### WHAT IS REQUIRED
Below are some entries. Copy each line that holds the string "item".
* Begin INPUT *
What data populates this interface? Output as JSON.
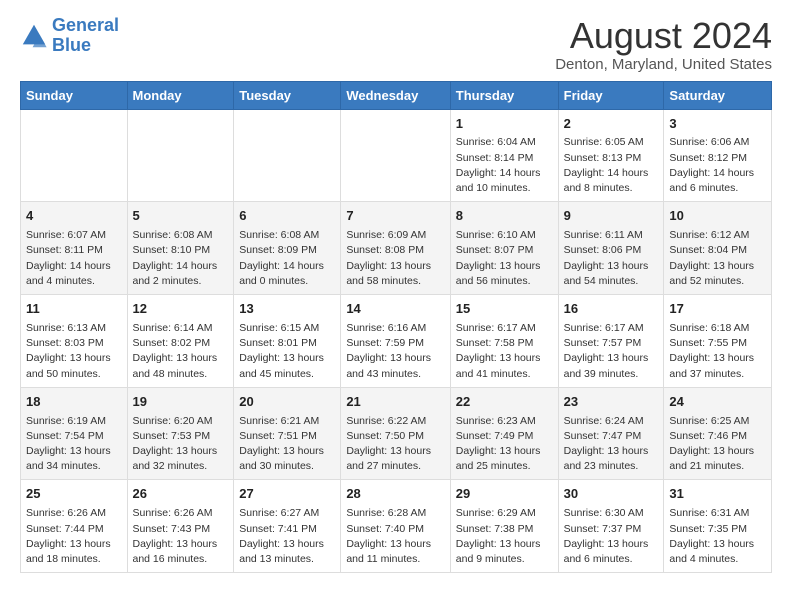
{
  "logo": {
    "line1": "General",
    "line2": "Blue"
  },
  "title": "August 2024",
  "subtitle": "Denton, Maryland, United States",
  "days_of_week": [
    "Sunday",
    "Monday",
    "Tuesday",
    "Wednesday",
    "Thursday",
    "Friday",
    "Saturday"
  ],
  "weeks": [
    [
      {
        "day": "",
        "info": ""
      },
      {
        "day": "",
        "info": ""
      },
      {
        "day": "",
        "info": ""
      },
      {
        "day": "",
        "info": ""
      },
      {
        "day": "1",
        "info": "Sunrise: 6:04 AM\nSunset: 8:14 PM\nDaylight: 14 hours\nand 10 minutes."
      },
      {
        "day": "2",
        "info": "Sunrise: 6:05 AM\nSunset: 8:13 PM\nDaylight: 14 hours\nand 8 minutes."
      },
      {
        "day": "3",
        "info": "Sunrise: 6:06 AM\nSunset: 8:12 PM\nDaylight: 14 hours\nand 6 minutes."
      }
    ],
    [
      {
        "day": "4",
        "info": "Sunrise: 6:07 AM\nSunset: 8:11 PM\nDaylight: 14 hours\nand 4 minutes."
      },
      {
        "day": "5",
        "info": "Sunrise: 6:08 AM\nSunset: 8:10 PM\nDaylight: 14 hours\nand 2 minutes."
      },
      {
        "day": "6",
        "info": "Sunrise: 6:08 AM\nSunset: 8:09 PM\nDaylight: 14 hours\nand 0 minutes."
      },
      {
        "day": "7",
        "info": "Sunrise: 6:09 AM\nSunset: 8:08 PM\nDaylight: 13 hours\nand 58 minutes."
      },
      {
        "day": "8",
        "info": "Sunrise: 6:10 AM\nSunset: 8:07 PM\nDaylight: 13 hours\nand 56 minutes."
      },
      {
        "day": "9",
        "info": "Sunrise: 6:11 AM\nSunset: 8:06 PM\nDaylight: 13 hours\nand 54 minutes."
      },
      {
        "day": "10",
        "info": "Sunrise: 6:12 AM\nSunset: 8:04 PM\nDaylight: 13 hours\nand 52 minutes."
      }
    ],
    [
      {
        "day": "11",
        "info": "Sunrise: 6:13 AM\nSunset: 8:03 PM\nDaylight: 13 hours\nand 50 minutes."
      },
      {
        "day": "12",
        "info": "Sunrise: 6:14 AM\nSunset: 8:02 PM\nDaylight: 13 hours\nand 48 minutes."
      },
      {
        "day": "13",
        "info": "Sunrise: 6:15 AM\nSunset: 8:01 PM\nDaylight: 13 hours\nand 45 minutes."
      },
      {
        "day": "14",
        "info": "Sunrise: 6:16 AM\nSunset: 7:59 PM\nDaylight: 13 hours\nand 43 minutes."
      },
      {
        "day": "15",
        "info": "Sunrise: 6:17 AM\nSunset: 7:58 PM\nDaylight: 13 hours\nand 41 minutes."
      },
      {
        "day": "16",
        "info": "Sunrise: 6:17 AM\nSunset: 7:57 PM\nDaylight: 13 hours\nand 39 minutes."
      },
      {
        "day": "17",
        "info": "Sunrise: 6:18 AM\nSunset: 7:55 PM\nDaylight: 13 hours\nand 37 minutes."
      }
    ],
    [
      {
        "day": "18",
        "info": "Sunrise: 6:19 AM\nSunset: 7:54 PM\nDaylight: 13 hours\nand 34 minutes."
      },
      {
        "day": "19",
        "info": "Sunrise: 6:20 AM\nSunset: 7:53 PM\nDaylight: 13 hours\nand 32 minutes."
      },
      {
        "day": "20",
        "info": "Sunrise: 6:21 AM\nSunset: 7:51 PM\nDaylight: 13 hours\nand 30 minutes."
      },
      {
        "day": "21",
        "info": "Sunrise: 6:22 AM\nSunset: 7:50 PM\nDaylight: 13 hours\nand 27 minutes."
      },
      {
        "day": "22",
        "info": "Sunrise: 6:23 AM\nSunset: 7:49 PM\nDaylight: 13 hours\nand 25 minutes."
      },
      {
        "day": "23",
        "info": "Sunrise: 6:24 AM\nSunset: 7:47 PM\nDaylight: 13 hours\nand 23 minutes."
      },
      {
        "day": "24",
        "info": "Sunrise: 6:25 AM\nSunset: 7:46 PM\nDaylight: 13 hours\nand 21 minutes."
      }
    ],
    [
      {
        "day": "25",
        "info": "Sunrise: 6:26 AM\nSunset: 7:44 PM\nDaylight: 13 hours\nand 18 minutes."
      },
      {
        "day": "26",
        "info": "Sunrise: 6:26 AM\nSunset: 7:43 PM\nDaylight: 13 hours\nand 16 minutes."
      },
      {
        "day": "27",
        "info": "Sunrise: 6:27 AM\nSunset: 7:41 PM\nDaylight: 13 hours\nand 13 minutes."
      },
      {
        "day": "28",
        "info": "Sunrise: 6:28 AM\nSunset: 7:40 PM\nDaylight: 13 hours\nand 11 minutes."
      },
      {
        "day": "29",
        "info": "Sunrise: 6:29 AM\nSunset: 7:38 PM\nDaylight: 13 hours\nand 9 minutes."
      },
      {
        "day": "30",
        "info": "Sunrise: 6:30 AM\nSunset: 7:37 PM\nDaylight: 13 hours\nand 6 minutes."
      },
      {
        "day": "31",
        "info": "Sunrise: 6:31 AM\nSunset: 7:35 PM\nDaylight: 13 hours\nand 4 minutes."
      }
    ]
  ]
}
* End INPUT *
* Begin INPUT *
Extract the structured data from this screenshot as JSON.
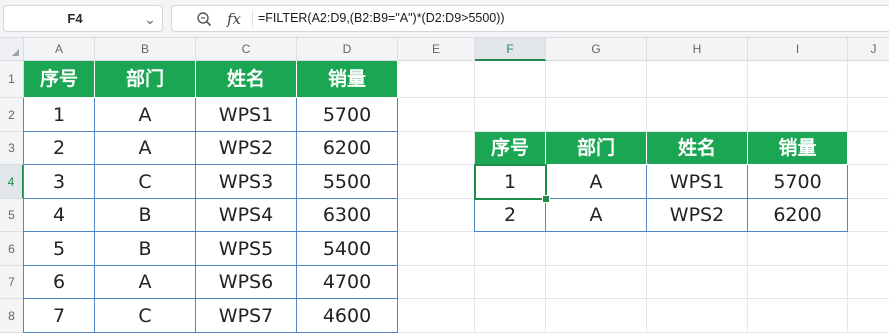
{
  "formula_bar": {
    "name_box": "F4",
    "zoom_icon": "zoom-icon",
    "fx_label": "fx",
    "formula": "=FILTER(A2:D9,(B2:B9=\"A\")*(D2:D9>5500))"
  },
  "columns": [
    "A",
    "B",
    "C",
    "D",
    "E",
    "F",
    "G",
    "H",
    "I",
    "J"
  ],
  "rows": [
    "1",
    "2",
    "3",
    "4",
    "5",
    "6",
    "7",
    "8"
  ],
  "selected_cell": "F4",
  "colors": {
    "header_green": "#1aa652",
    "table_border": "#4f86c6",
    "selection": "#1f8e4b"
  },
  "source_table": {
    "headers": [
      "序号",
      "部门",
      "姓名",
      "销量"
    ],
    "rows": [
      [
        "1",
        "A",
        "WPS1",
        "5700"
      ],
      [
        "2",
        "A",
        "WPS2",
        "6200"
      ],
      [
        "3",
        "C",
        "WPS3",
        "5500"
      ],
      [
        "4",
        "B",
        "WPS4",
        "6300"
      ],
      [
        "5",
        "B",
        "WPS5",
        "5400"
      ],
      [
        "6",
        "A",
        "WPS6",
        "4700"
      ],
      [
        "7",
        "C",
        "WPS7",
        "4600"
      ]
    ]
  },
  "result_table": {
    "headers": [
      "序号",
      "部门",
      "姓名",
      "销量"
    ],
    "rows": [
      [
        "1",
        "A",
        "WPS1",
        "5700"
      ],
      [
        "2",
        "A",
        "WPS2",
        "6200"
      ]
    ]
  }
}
* End INPUT *
* Begin INPUT *
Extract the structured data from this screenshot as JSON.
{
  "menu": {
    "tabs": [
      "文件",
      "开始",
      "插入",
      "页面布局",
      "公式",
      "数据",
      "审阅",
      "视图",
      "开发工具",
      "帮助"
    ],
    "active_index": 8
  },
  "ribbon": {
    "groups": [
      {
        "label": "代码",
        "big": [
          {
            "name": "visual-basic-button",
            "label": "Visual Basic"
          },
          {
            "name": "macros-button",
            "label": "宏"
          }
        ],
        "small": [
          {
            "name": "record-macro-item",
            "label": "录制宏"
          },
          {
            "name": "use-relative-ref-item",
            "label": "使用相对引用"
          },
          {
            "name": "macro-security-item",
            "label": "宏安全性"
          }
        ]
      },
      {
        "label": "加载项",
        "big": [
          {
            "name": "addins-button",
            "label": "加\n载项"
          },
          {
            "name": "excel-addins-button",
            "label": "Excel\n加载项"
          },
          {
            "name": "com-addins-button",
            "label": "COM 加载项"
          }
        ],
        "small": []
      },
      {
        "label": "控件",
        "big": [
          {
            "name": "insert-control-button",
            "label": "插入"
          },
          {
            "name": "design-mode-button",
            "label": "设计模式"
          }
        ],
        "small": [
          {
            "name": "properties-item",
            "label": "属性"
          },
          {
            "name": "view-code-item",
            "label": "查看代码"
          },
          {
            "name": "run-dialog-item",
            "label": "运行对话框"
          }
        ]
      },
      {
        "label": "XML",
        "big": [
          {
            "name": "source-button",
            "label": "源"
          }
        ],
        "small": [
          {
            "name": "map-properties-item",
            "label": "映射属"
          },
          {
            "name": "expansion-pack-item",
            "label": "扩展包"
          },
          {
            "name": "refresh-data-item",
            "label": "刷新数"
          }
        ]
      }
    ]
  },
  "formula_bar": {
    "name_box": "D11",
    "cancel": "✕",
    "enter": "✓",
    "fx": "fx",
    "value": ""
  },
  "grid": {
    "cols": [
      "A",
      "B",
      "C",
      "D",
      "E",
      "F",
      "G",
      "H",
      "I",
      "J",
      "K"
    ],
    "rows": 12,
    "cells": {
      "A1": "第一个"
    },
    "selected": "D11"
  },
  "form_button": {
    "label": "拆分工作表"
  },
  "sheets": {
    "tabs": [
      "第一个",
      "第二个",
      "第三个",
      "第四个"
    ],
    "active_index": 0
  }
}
* End INPUT *
### EXERCISE RESPONSE
            "name": "record-macro-item",
            "name": "use-relative-ref-item",
            "name": "macro-security-item",
            "name": "properties-item",
            "name": "view-code-item",
            "name": "run-dialog-item",
            "name": "map-properties-item",
            "name": "expansion-pack-item",
            "name": "refresh-data-item",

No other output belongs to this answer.